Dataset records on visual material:
+-------+

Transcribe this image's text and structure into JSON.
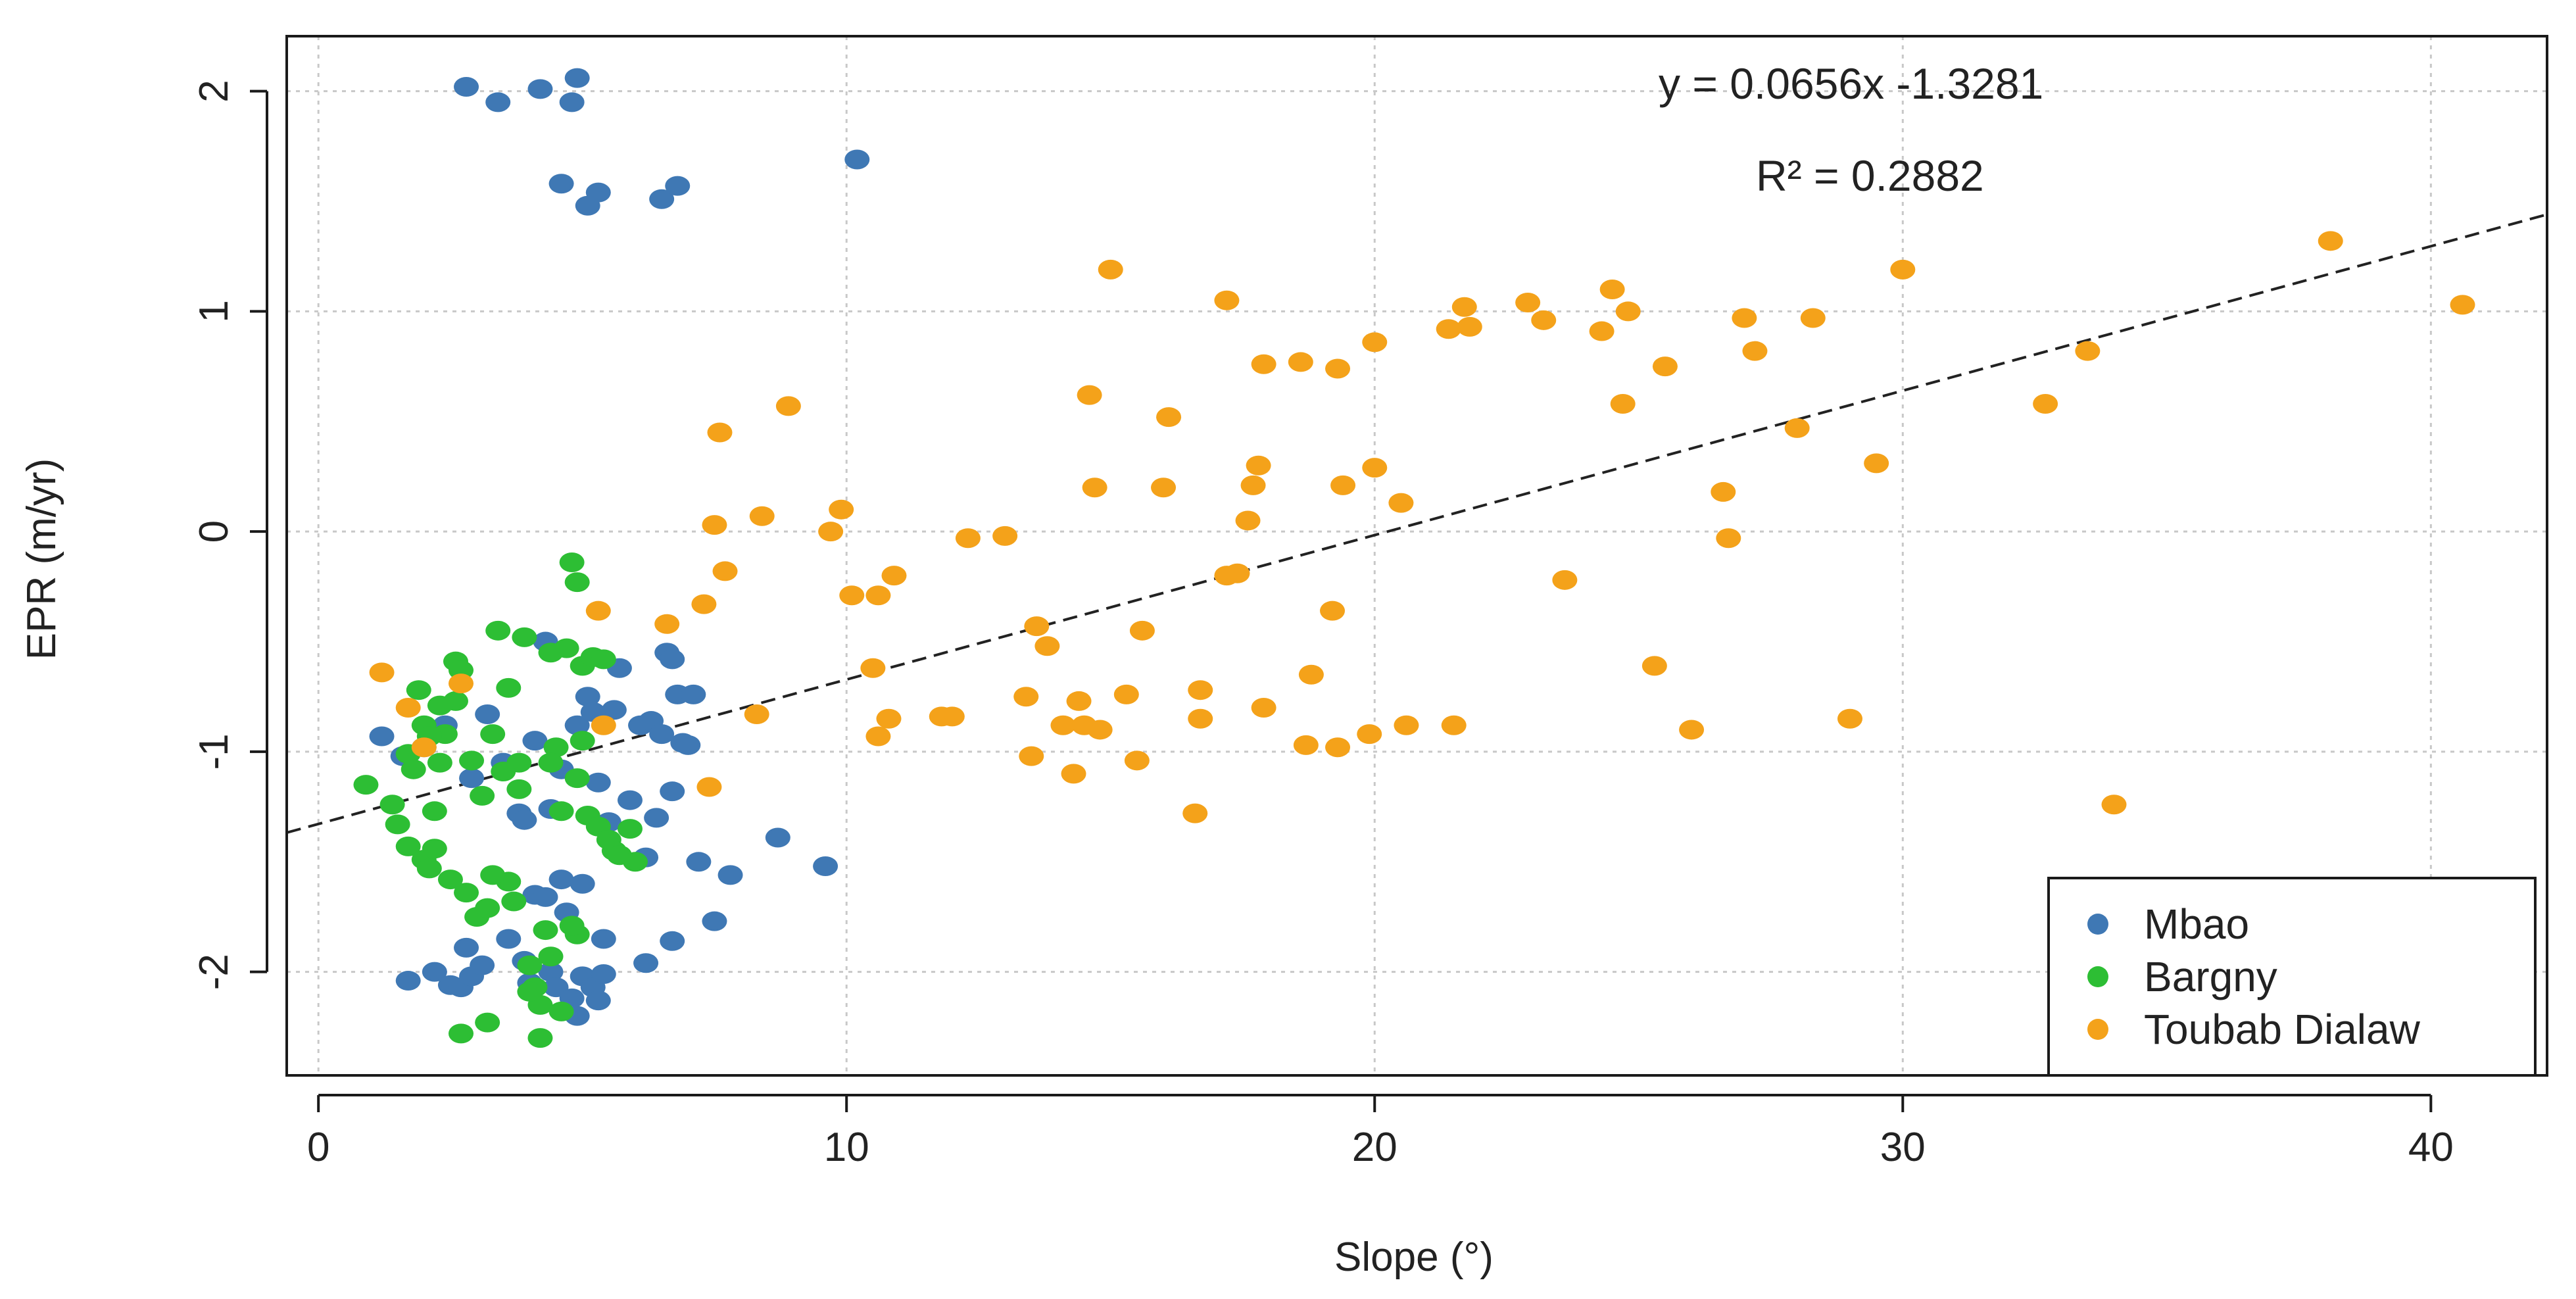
{
  "chart_data": {
    "type": "scatter",
    "title": "",
    "xlabel": "Slope (°)",
    "ylabel": "EPR (m/yr)",
    "xlim": [
      -0.6,
      42.2
    ],
    "ylim": [
      -2.47,
      2.25
    ],
    "xticks": [
      0,
      10,
      20,
      30,
      40
    ],
    "xtick_labels": [
      "0",
      "10",
      "20",
      "30",
      "40"
    ],
    "yticks": [
      -2,
      -1,
      0,
      1,
      2
    ],
    "ytick_labels": [
      "-2",
      "-1",
      "0",
      "1",
      "2"
    ],
    "grid": true,
    "legend_position": "bottom-right",
    "equation_text": "y = 0.0656x -1.3281",
    "r2_text": "R² = 0.2882",
    "trendline": {
      "slope": 0.0656,
      "intercept": -1.3281,
      "style": "dashed"
    },
    "series": [
      {
        "name": "Mbao",
        "color": "#3f78b4",
        "points": [
          [
            2.8,
            2.02
          ],
          [
            3.4,
            1.95
          ],
          [
            4.2,
            2.01
          ],
          [
            4.8,
            1.95
          ],
          [
            4.9,
            2.06
          ],
          [
            4.6,
            1.58
          ],
          [
            5.1,
            1.48
          ],
          [
            5.3,
            1.54
          ],
          [
            6.5,
            1.51
          ],
          [
            6.8,
            1.57
          ],
          [
            10.2,
            1.69
          ],
          [
            1.2,
            -0.93
          ],
          [
            1.6,
            -1.02
          ],
          [
            2.0,
            -0.98
          ],
          [
            2.4,
            -0.88
          ],
          [
            2.9,
            -1.12
          ],
          [
            3.2,
            -0.83
          ],
          [
            3.5,
            -1.05
          ],
          [
            3.8,
            -1.28
          ],
          [
            4.1,
            -0.95
          ],
          [
            4.3,
            -0.5
          ],
          [
            4.6,
            -1.08
          ],
          [
            4.9,
            -0.88
          ],
          [
            5.1,
            -0.75
          ],
          [
            5.3,
            -1.14
          ],
          [
            5.6,
            -0.81
          ],
          [
            5.7,
            -0.62
          ],
          [
            5.9,
            -1.22
          ],
          [
            6.1,
            -0.88
          ],
          [
            6.3,
            -0.86
          ],
          [
            6.4,
            -1.3
          ],
          [
            6.5,
            -0.92
          ],
          [
            6.6,
            -0.55
          ],
          [
            6.7,
            -0.58
          ],
          [
            6.7,
            -1.18
          ],
          [
            6.8,
            -0.74
          ],
          [
            6.9,
            -0.96
          ],
          [
            7.0,
            -0.97
          ],
          [
            7.1,
            -0.74
          ],
          [
            5.2,
            -0.82
          ],
          [
            5.5,
            -1.32
          ],
          [
            4.4,
            -1.26
          ],
          [
            3.9,
            -1.31
          ],
          [
            6.2,
            -1.48
          ],
          [
            7.2,
            -1.5
          ],
          [
            7.8,
            -1.56
          ],
          [
            8.7,
            -1.39
          ],
          [
            9.6,
            -1.52
          ],
          [
            4.1,
            -1.65
          ],
          [
            4.6,
            -1.58
          ],
          [
            4.7,
            -1.73
          ],
          [
            5.0,
            -1.6
          ],
          [
            5.4,
            -1.85
          ],
          [
            7.5,
            -1.77
          ],
          [
            6.7,
            -1.86
          ],
          [
            6.2,
            -1.96
          ],
          [
            4.3,
            -1.66
          ],
          [
            3.6,
            -1.85
          ],
          [
            2.8,
            -1.89
          ],
          [
            1.7,
            -2.04
          ],
          [
            2.2,
            -2.0
          ],
          [
            2.5,
            -2.06
          ],
          [
            2.7,
            -2.07
          ],
          [
            2.9,
            -2.02
          ],
          [
            3.1,
            -1.97
          ],
          [
            3.9,
            -1.95
          ],
          [
            4.0,
            -2.05
          ],
          [
            4.4,
            -2.0
          ],
          [
            4.5,
            -2.07
          ],
          [
            4.8,
            -2.12
          ],
          [
            4.9,
            -2.2
          ],
          [
            5.0,
            -2.02
          ],
          [
            5.2,
            -2.07
          ],
          [
            5.3,
            -2.13
          ],
          [
            5.4,
            -2.01
          ]
        ]
      },
      {
        "name": "Bargny",
        "color": "#2dbe34",
        "points": [
          [
            0.9,
            -1.15
          ],
          [
            1.4,
            -1.24
          ],
          [
            1.5,
            -1.33
          ],
          [
            1.7,
            -1.43
          ],
          [
            1.7,
            -1.01
          ],
          [
            1.9,
            -0.72
          ],
          [
            2.0,
            -0.88
          ],
          [
            2.0,
            -1.49
          ],
          [
            2.1,
            -1.53
          ],
          [
            2.2,
            -1.44
          ],
          [
            2.3,
            -0.79
          ],
          [
            2.3,
            -1.05
          ],
          [
            2.4,
            -0.92
          ],
          [
            2.5,
            -1.58
          ],
          [
            2.6,
            -0.59
          ],
          [
            2.7,
            -0.63
          ],
          [
            2.8,
            -1.64
          ],
          [
            2.9,
            -1.04
          ],
          [
            3.0,
            -1.75
          ],
          [
            3.1,
            -1.2
          ],
          [
            3.2,
            -1.71
          ],
          [
            3.3,
            -0.92
          ],
          [
            3.4,
            -0.45
          ],
          [
            3.5,
            -1.09
          ],
          [
            3.6,
            -1.59
          ],
          [
            3.6,
            -0.71
          ],
          [
            3.7,
            -1.68
          ],
          [
            3.8,
            -1.05
          ],
          [
            3.9,
            -0.48
          ],
          [
            4.0,
            -1.97
          ],
          [
            4.1,
            -2.07
          ],
          [
            4.2,
            -2.15
          ],
          [
            4.3,
            -1.81
          ],
          [
            4.4,
            -0.55
          ],
          [
            4.5,
            -0.98
          ],
          [
            4.6,
            -1.27
          ],
          [
            4.7,
            -0.53
          ],
          [
            4.8,
            -0.14
          ],
          [
            4.9,
            -1.12
          ],
          [
            5.0,
            -0.61
          ],
          [
            5.1,
            -1.29
          ],
          [
            5.2,
            -0.57
          ],
          [
            5.3,
            -1.34
          ],
          [
            5.4,
            -0.58
          ],
          [
            5.5,
            -1.4
          ],
          [
            5.6,
            -1.45
          ],
          [
            5.7,
            -1.47
          ],
          [
            5.9,
            -1.35
          ],
          [
            6.0,
            -1.5
          ],
          [
            4.9,
            -0.23
          ],
          [
            4.2,
            -2.3
          ],
          [
            2.7,
            -2.28
          ],
          [
            3.2,
            -2.23
          ],
          [
            4.6,
            -2.18
          ],
          [
            4.0,
            -2.09
          ],
          [
            4.9,
            -1.83
          ],
          [
            4.8,
            -1.79
          ],
          [
            4.4,
            -1.93
          ],
          [
            2.1,
            -0.93
          ],
          [
            1.8,
            -1.08
          ],
          [
            3.3,
            -1.56
          ],
          [
            2.6,
            -0.77
          ],
          [
            3.8,
            -1.17
          ],
          [
            4.4,
            -1.05
          ],
          [
            5.0,
            -0.95
          ],
          [
            2.2,
            -1.27
          ]
        ]
      },
      {
        "name": "Toubab Dialaw",
        "color": "#f4a21a",
        "points": [
          [
            1.2,
            -0.64
          ],
          [
            1.7,
            -0.8
          ],
          [
            2.0,
            -0.98
          ],
          [
            2.7,
            -0.69
          ],
          [
            5.3,
            -0.36
          ],
          [
            5.4,
            -0.88
          ],
          [
            6.6,
            -0.42
          ],
          [
            7.3,
            -0.33
          ],
          [
            7.4,
            -1.16
          ],
          [
            7.5,
            0.03
          ],
          [
            7.6,
            0.45
          ],
          [
            7.7,
            -0.18
          ],
          [
            8.3,
            -0.83
          ],
          [
            8.4,
            0.07
          ],
          [
            8.9,
            0.57
          ],
          [
            9.7,
            0.0
          ],
          [
            9.9,
            0.1
          ],
          [
            10.1,
            -0.29
          ],
          [
            10.5,
            -0.62
          ],
          [
            10.6,
            -0.93
          ],
          [
            10.6,
            -0.29
          ],
          [
            10.8,
            -0.85
          ],
          [
            10.9,
            -0.2
          ],
          [
            11.8,
            -0.84
          ],
          [
            12.0,
            -0.84
          ],
          [
            12.3,
            -0.03
          ],
          [
            13.0,
            -0.02
          ],
          [
            13.4,
            -0.75
          ],
          [
            13.5,
            -1.02
          ],
          [
            13.6,
            -0.43
          ],
          [
            13.8,
            -0.52
          ],
          [
            14.1,
            -0.88
          ],
          [
            14.3,
            -1.1
          ],
          [
            14.4,
            -0.77
          ],
          [
            14.5,
            -0.88
          ],
          [
            14.6,
            0.62
          ],
          [
            14.7,
            0.2
          ],
          [
            14.8,
            -0.9
          ],
          [
            15.0,
            1.19
          ],
          [
            15.3,
            -0.74
          ],
          [
            15.5,
            -1.04
          ],
          [
            15.6,
            -0.45
          ],
          [
            16.0,
            0.2
          ],
          [
            16.1,
            0.52
          ],
          [
            16.6,
            -1.28
          ],
          [
            16.7,
            -0.85
          ],
          [
            16.7,
            -0.72
          ],
          [
            17.2,
            -0.2
          ],
          [
            17.2,
            1.05
          ],
          [
            17.4,
            -0.19
          ],
          [
            17.6,
            0.05
          ],
          [
            17.7,
            0.21
          ],
          [
            17.8,
            0.3
          ],
          [
            17.9,
            0.76
          ],
          [
            17.9,
            -0.8
          ],
          [
            18.6,
            0.77
          ],
          [
            18.7,
            -0.97
          ],
          [
            18.8,
            -0.65
          ],
          [
            19.2,
            -0.36
          ],
          [
            19.3,
            0.74
          ],
          [
            19.3,
            -0.98
          ],
          [
            19.4,
            0.21
          ],
          [
            19.9,
            -0.92
          ],
          [
            20.0,
            0.29
          ],
          [
            20.0,
            0.86
          ],
          [
            20.5,
            0.13
          ],
          [
            20.6,
            -0.88
          ],
          [
            21.4,
            0.92
          ],
          [
            21.5,
            -0.88
          ],
          [
            21.7,
            1.02
          ],
          [
            21.8,
            0.93
          ],
          [
            22.9,
            1.04
          ],
          [
            23.2,
            0.96
          ],
          [
            23.6,
            -0.22
          ],
          [
            24.3,
            0.91
          ],
          [
            24.5,
            1.1
          ],
          [
            24.7,
            0.58
          ],
          [
            24.8,
            1.0
          ],
          [
            25.3,
            -0.61
          ],
          [
            25.5,
            0.75
          ],
          [
            26.0,
            -0.9
          ],
          [
            26.6,
            0.18
          ],
          [
            26.7,
            -0.03
          ],
          [
            27.0,
            0.97
          ],
          [
            27.2,
            0.82
          ],
          [
            28.0,
            0.47
          ],
          [
            28.3,
            0.97
          ],
          [
            29.0,
            -0.85
          ],
          [
            29.5,
            0.31
          ],
          [
            30.0,
            1.19
          ],
          [
            32.7,
            0.58
          ],
          [
            33.5,
            0.82
          ],
          [
            34.0,
            -1.24
          ],
          [
            38.1,
            1.32
          ],
          [
            40.6,
            1.03
          ]
        ]
      }
    ]
  }
}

+-------+

■ **Aim of the task**
Read the entries and show each line that mentions "name".

■ **Written solution**
        "name": "Mbao",
        "name": "Bargny",
        "name": "Toubab Dialaw",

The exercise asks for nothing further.